— start of Excerpted records —

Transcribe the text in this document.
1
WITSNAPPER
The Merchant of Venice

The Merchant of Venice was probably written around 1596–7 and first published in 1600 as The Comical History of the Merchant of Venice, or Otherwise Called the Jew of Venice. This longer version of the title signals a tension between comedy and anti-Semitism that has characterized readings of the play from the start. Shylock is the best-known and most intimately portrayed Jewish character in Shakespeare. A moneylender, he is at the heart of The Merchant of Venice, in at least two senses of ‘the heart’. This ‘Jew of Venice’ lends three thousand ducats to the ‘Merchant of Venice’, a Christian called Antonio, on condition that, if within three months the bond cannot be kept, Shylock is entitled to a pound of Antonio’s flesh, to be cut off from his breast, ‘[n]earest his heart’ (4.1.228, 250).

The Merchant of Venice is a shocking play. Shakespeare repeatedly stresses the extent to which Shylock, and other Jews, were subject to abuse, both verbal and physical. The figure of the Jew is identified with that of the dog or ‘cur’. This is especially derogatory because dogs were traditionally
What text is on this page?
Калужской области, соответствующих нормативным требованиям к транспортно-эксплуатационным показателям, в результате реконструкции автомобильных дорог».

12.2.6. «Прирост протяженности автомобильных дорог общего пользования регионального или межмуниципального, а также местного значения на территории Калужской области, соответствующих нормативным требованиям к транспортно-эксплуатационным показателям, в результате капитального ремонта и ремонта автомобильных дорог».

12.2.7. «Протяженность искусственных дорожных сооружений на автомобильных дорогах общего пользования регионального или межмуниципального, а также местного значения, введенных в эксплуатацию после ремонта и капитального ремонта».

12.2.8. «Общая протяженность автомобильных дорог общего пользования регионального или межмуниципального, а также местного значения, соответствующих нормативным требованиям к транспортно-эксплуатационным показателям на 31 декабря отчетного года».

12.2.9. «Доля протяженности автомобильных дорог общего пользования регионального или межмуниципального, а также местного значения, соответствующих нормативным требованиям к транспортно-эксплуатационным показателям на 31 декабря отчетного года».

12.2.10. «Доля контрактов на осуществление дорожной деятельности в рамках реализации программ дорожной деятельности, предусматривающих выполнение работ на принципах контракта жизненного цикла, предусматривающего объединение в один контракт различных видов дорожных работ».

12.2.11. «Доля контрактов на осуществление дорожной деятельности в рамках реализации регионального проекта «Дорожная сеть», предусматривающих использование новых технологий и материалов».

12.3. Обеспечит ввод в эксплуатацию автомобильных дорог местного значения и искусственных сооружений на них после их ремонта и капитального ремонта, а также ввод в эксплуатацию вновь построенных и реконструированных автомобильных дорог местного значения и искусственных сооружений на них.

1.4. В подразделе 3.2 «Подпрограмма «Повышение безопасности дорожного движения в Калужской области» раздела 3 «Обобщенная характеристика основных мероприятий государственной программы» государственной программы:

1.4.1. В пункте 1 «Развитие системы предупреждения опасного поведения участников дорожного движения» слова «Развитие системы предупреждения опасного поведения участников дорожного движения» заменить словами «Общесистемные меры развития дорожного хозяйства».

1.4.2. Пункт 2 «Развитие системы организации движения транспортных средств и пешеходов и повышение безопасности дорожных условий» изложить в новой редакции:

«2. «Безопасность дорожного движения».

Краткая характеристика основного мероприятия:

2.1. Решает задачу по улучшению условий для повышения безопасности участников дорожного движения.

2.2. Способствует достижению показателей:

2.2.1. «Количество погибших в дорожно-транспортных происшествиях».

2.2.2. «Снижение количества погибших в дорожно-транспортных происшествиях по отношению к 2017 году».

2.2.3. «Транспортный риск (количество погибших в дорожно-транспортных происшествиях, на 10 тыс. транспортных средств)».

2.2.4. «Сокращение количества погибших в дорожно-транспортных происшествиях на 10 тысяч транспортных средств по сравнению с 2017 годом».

— end of Excerpted records —

Instructions to follow:
Output each record exactly, leaving nothing out.

Result of this exercise:
Transcribe the text in this document.
1
WITSNAPPER
The Merchant of Venice

The Merchant of Venice was probably written around 1596–7 and first published in 1600 as The Comical History of the Merchant of Venice, or Otherwise Called the Jew of Venice. This longer version of the title signals a tension between comedy and anti-Semitism that has characterized readings of the play from the start. Shylock is the best-known and most intimately portrayed Jewish character in Shakespeare. A moneylender, he is at the heart of The Merchant of Venice, in at least two senses of ‘the heart’. This ‘Jew of Venice’ lends three thousand ducats to the ‘Merchant of Venice’, a Christian called Antonio, on condition that, if within three months the bond cannot be kept, Shylock is entitled to a pound of Antonio’s flesh, to be cut off from his breast, ‘[n]earest his heart’ (4.1.228, 250).

The Merchant of Venice is a shocking play. Shakespeare repeatedly stresses the extent to which Shylock, and other Jews, were subject to abuse, both verbal and physical. The figure of the Jew is identified with that of the dog or ‘cur’. This is especially derogatory because dogs were traditionally
What text is on this page?
Калужской области, соответствующих нормативным требованиям к транспортно-эксплуатационным показателям, в результате реконструкции автомобильных дорог».

12.2.6. «Прирост протяженности автомобильных дорог общего пользования регионального или межмуниципального, а также местного значения на территории Калужской области, соответствующих нормативным требованиям к транспортно-эксплуатационным показателям, в результате капитального ремонта и ремонта автомобильных дорог».

12.2.7. «Протяженность искусственных дорожных сооружений на автомобильных дорогах общего пользования регионального или межмуниципального, а также местного значения, введенных в эксплуатацию после ремонта и капитального ремонта».

12.2.8. «Общая протяженность автомобильных дорог общего пользования регионального или межмуниципального, а также местного значения, соответствующих нормативным требованиям к транспортно-эксплуатационным показателям на 31 декабря отчетного года».

12.2.9. «Доля протяженности автомобильных дорог общего пользования регионального или межмуниципального, а также местного значения, соответствующих нормативным требованиям к транспортно-эксплуатационным показателям на 31 декабря отчетного года».

12.2.10. «Доля контрактов на осуществление дорожной деятельности в рамках реализации программ дорожной деятельности, предусматривающих выполнение работ на принципах контракта жизненного цикла, предусматривающего объединение в один контракт различных видов дорожных работ».

12.2.11. «Доля контрактов на осуществление дорожной деятельности в рамках реализации регионального проекта «Дорожная сеть», предусматривающих использование новых технологий и материалов».

12.3. Обеспечит ввод в эксплуатацию автомобильных дорог местного значения и искусственных сооружений на них после их ремонта и капитального ремонта, а также ввод в эксплуатацию вновь построенных и реконструированных автомобильных дорог местного значения и искусственных сооружений на них.

1.4. В подразделе 3.2 «Подпрограмма «Повышение безопасности дорожного движения в Калужской области» раздела 3 «Обобщенная характеристика основных мероприятий государственной программы» государственной программы:

1.4.1. В пункте 1 «Развитие системы предупреждения опасного поведения участников дорожного движения» слова «Развитие системы предупреждения опасного поведения участников дорожного движения» заменить словами «Общесистемные меры развития дорожного хозяйства».

1.4.2. Пункт 2 «Развитие системы организации движения транспортных средств и пешеходов и повышение безопасности дорожных условий» изложить в новой редакции:

«2. «Безопасность дорожного движения».

Краткая характеристика основного мероприятия:

2.1. Решает задачу по улучшению условий для повышения безопасности участников дорожного движения.

2.2. Способствует достижению показателей:

2.2.1. «Количество погибших в дорожно-транспортных происшествиях».

2.2.2. «Снижение количества погибших в дорожно-транспортных происшествиях по отношению к 2017 году».

2.2.3. «Транспортный риск (количество погибших в дорожно-транспортных происшествиях, на 10 тыс. транспортных средств)».

2.2.4. «Сокращение количества погибших в дорожно-транспортных происшествиях на 10 тысяч транспортных средств по сравнению с 2017 годом».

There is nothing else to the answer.